Everything from the line containing "Extract the structured" down to the last line of the entries below must be transcribed exactly, and nothing else.

══ ENTRIES SHOWN

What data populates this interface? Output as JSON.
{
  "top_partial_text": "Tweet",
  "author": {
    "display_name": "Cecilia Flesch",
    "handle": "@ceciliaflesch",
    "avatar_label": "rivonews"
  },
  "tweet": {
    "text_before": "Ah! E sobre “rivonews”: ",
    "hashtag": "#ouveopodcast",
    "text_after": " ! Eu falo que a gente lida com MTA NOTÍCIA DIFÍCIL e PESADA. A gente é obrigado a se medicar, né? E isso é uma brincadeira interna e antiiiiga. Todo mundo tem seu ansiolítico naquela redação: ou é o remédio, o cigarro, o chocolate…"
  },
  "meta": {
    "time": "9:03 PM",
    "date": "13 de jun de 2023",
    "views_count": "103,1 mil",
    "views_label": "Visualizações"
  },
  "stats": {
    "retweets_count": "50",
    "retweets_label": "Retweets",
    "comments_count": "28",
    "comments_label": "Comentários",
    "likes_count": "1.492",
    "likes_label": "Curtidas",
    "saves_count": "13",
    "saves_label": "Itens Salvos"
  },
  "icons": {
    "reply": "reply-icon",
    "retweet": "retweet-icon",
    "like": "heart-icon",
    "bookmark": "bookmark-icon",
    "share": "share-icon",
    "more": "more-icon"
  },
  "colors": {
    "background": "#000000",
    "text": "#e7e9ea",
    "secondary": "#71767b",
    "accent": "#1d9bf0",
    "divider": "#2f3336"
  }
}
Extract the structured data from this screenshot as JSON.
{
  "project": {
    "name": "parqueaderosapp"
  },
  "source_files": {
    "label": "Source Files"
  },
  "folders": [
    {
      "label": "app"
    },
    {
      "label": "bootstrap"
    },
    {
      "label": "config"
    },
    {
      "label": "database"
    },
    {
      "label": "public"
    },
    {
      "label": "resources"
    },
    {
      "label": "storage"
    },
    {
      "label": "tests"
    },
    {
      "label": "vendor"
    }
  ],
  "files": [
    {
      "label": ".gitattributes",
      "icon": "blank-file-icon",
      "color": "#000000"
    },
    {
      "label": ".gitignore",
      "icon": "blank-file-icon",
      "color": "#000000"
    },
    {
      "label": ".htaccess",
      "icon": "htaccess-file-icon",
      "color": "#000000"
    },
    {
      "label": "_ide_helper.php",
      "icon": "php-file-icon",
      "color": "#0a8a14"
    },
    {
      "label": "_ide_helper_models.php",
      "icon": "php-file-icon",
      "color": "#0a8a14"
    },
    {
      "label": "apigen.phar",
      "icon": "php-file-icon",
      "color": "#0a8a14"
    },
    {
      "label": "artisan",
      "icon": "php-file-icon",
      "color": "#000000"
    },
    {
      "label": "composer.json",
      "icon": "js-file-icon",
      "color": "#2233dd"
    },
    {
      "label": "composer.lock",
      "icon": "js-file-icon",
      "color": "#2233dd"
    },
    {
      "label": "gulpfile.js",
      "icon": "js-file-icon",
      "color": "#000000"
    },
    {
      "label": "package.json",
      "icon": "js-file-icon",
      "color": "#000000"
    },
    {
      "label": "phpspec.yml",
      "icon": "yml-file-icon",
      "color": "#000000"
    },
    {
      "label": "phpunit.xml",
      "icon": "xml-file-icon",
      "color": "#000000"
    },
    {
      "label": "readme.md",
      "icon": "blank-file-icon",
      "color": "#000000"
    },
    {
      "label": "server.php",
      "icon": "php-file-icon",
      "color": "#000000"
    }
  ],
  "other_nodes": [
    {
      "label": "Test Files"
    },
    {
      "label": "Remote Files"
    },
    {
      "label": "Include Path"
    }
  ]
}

════

**CORRECT ANSWER:**
Extract the structured data from this screenshot as JSON.
{
  "project": {
    "name": "parqueaderosapp"
  },
  "source_files": {
    "label": "Source Files"
  },
  "folders": [
    {
      "label": "app"
    },
    {
      "label": "bootstrap"
    },
    {
      "label": "config"
    },
    {
      "label": "database"
    },
    {
      "label": "public"
    },
    {
      "label": "resources"
    },
    {
      "label": "storage"
    },
    {
      "label": "tests"
    },
    {
      "label": "vendor"
    }
  ],
  "files": [
    {
      "label": ".gitattributes",
      "icon": "blank-file-icon",
      "color": "#000000"
    },
    {
      "label": ".gitignore",
      "icon": "blank-file-icon",
      "color": "#000000"
    },
    {
      "label": ".htaccess",
      "icon": "htaccess-file-icon",
      "color": "#000000"
    },
    {
      "label": "_ide_helper.php",
      "icon": "php-file-icon",
      "color": "#0a8a14"
    },
    {
      "label": "_ide_helper_models.php",
      "icon": "php-file-icon",
      "color": "#0a8a14"
    },
    {
      "label": "apigen.phar",
      "icon": "php-file-icon",
      "color": "#0a8a14"
    },
    {
      "label": "artisan",
      "icon": "php-file-icon",
      "color": "#000000"
    },
    {
      "label": "composer.json",
      "icon": "js-file-icon",
      "color": "#2233dd"
    },
    {
      "label": "composer.lock",
      "icon": "js-file-icon",
      "color": "#2233dd"
    },
    {
      "label": "gulpfile.js",
      "icon": "js-file-icon",
      "color": "#000000"
    },
    {
      "label": "package.json",
      "icon": "js-file-icon",
      "color": "#000000"
    },
    {
      "label": "phpspec.yml",
      "icon": "yml-file-icon",
      "color": "#000000"
    },
    {
      "label": "phpunit.xml",
      "icon": "xml-file-icon",
      "color": "#000000"
    },
    {
      "label": "readme.md",
      "icon": "blank-file-icon",
      "color": "#000000"
    },
    {
      "label": "server.php",
      "icon": "php-file-icon",
      "color": "#000000"
    }
  ],
  "other_nodes": [
    {
      "label": "Test Files"
    },
    {
      "label": "Remote Files"
    },
    {
      "label": "Include Path"
    }
  ]
}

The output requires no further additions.